INSTRUCTIONS TO FOLLOW — Every entry below must be repeated exactly; skip the pictures.
┄┄┄┄┄┄┄┄┄┄
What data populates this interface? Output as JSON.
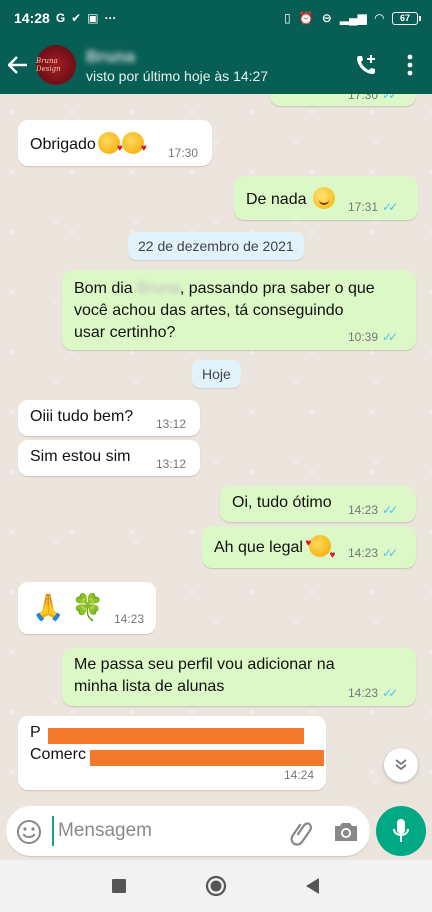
{
  "status_bar": {
    "time": "14:28",
    "left_icons": [
      "google-g-icon",
      "location-icon",
      "shopping-bag-icon",
      "more-dots-icon"
    ],
    "right_icons": [
      "vibrate-icon",
      "alarm-icon",
      "dnd-icon",
      "signal-icon",
      "wifi-icon"
    ],
    "battery": "67"
  },
  "header": {
    "contact_name": "Bruna",
    "avatar_text": "Bruna Design",
    "last_seen": "visto por último hoje às 14:27"
  },
  "chat": {
    "messages": [
      {
        "direction": "out",
        "text": "",
        "time": "17:30",
        "partial": true
      },
      {
        "direction": "in",
        "text": "Obrigado",
        "emoji": [
          "kissing-heart-emoji",
          "kissing-heart-emoji"
        ],
        "time": "17:30"
      },
      {
        "direction": "out",
        "text": "De nada",
        "emoji": [
          "smiling-face-emoji"
        ],
        "time": "17:31"
      },
      {
        "direction": "out",
        "text_before": "Bom dia",
        "blurred_name": "Bruna",
        "text_after": ", passando pra saber o que\nvocê achou das artes, tá conseguindo\nusar certinho?",
        "time": "10:39"
      },
      {
        "direction": "in",
        "text": "Oiii tudo bem?",
        "time": "13:12"
      },
      {
        "direction": "in",
        "text": "Sim estou sim",
        "time": "13:12"
      },
      {
        "direction": "out",
        "text": "Oi, tudo ótimo",
        "time": "14:23"
      },
      {
        "direction": "out",
        "text": "Ah que legal",
        "emoji": [
          "smiling-face-with-hearts-emoji"
        ],
        "time": "14:23"
      },
      {
        "direction": "in",
        "text": "🙏 🍀",
        "time": "14:23"
      },
      {
        "direction": "out",
        "text": "Me passa seu perfil vou adicionar na\nminha lista de alunas",
        "time": "14:23"
      },
      {
        "direction": "in",
        "text": "P\nComerc",
        "time": "14:24",
        "redacted": true
      }
    ],
    "date_chips": [
      "22 de dezembro de 2021",
      "Hoje"
    ]
  },
  "input": {
    "placeholder": "Mensagem"
  },
  "colors": {
    "header": "#075e54",
    "outgoing_bubble": "#dcf8c6",
    "incoming_bubble": "#ffffff",
    "read_ticks": "#4fc3f7",
    "mic_button": "#00a884",
    "redaction": "#f47a2b"
  }
}
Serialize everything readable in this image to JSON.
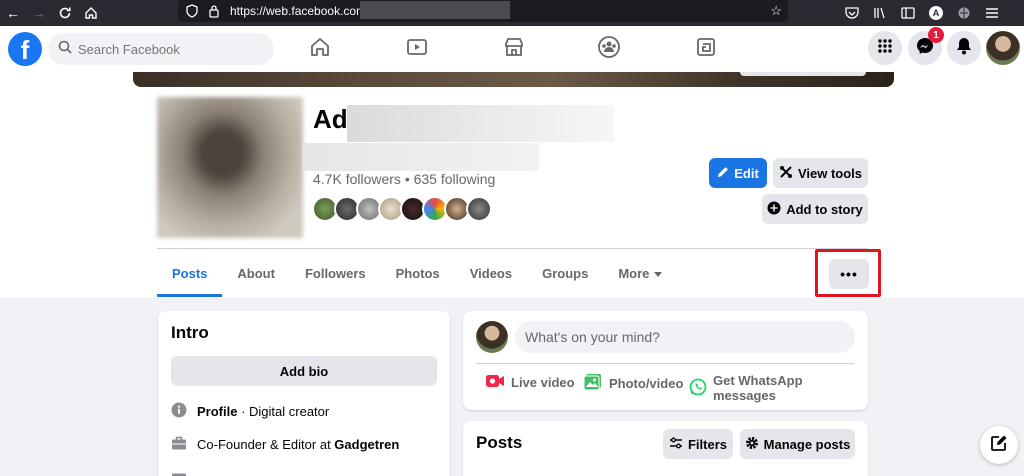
┄┄┄┄┄┄┄┄┄┄
EXERCISE RESULT —
What data populates this interface? Output as JSON.
{
  "status_bar": {
    "time": "14:28",
    "left_icons": [
      "google-g-icon",
      "location-icon",
      "shopping-bag-icon",
      "more-dots-icon"
    ],
    "right_icons": [
      "vibrate-icon",
      "alarm-icon",
      "dnd-icon",
      "signal-icon",
      "wifi-icon"
    ],
    "battery": "67"
  },
  "header": {
    "contact_name": "Bruna",
    "avatar_text": "Bruna Design",
    "last_seen": "visto por último hoje às 14:27"
  },
  "chat": {
    "messages": [
      {
        "direction": "out",
        "text": "",
        "time": "17:30",
        "partial": true
      },
      {
        "direction": "in",
        "text": "Obrigado",
        "emoji": [
          "kissing-heart-emoji",
          "kissing-heart-emoji"
        ],
        "time": "17:30"
      },
      {
        "direction": "out",
        "text": "De nada",
        "emoji": [
          "smiling-face-emoji"
        ],
        "time": "17:31"
      },
      {
        "direction": "out",
        "text_before": "Bom dia",
        "blurred_name": "Bruna",
        "text_after": ", passando pra saber o que\nvocê achou das artes, tá conseguindo\nusar certinho?",
        "time": "10:39"
      },
      {
        "direction": "in",
        "text": "Oiii tudo bem?",
        "time": "13:12"
      },
      {
        "direction": "in",
        "text": "Sim estou sim",
        "time": "13:12"
      },
      {
        "direction": "out",
        "text": "Oi, tudo ótimo",
        "time": "14:23"
      },
      {
        "direction": "out",
        "text": "Ah que legal",
        "emoji": [
          "smiling-face-with-hearts-emoji"
        ],
        "time": "14:23"
      },
      {
        "direction": "in",
        "text": "🙏 🍀",
        "time": "14:23"
      },
      {
        "direction": "out",
        "text": "Me passa seu perfil vou adicionar na\nminha lista de alunas",
        "time": "14:23"
      },
      {
        "direction": "in",
        "text": "P\nComerc",
        "time": "14:24",
        "redacted": true
      }
    ],
    "date_chips": [
      "22 de dezembro de 2021",
      "Hoje"
    ]
  },
  "input": {
    "placeholder": "Mensagem"
  },
  "colors": {
    "header": "#075e54",
    "outgoing_bubble": "#dcf8c6",
    "incoming_bubble": "#ffffff",
    "read_ticks": "#4fc3f7",
    "mic_button": "#00a884",
    "redaction": "#f47a2b"
  }
}
Serialize everything readable in this image to JSON.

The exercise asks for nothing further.